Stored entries
^^^^^^^^^^^^^^^^
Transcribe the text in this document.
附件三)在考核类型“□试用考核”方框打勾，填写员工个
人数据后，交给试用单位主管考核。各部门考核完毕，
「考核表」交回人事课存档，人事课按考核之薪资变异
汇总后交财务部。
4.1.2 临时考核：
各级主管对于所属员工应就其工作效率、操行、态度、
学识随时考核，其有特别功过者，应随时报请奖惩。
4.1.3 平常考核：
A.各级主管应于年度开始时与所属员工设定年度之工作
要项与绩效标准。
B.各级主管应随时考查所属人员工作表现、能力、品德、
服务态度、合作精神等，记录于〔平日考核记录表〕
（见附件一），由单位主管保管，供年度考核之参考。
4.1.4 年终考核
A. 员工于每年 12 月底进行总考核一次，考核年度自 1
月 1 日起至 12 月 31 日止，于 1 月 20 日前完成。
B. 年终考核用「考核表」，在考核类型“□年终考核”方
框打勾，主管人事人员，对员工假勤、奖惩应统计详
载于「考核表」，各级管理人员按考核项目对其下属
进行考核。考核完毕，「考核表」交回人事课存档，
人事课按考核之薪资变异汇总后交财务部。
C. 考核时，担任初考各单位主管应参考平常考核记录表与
^^^^^^^^^^^^^^^^
All of the entries should be written out again exactly.

## Exercise solution
Transcribe the text in this document.
附件三)在考核类型“□试用考核”方框打勾，填写员工个
人数据后，交给试用单位主管考核。各部门考核完毕，
「考核表」交回人事课存档，人事课按考核之薪资变异
汇总后交财务部。
4.1.2 临时考核：
各级主管对于所属员工应就其工作效率、操行、态度、
学识随时考核，其有特别功过者，应随时报请奖惩。
4.1.3 平常考核：
A.各级主管应于年度开始时与所属员工设定年度之工作
要项与绩效标准。
B.各级主管应随时考查所属人员工作表现、能力、品德、
服务态度、合作精神等，记录于〔平日考核记录表〕
（见附件一），由单位主管保管，供年度考核之参考。
4.1.4 年终考核
A. 员工于每年 12 月底进行总考核一次，考核年度自 1
月 1 日起至 12 月 31 日止，于 1 月 20 日前完成。
B. 年终考核用「考核表」，在考核类型“□年终考核”方
框打勾，主管人事人员，对员工假勤、奖惩应统计详
载于「考核表」，各级管理人员按考核项目对其下属
进行考核。考核完毕，「考核表」交回人事课存档，
人事课按考核之薪资变异汇总后交财务部。
C. 考核时，担任初考各单位主管应参考平常考核记录表与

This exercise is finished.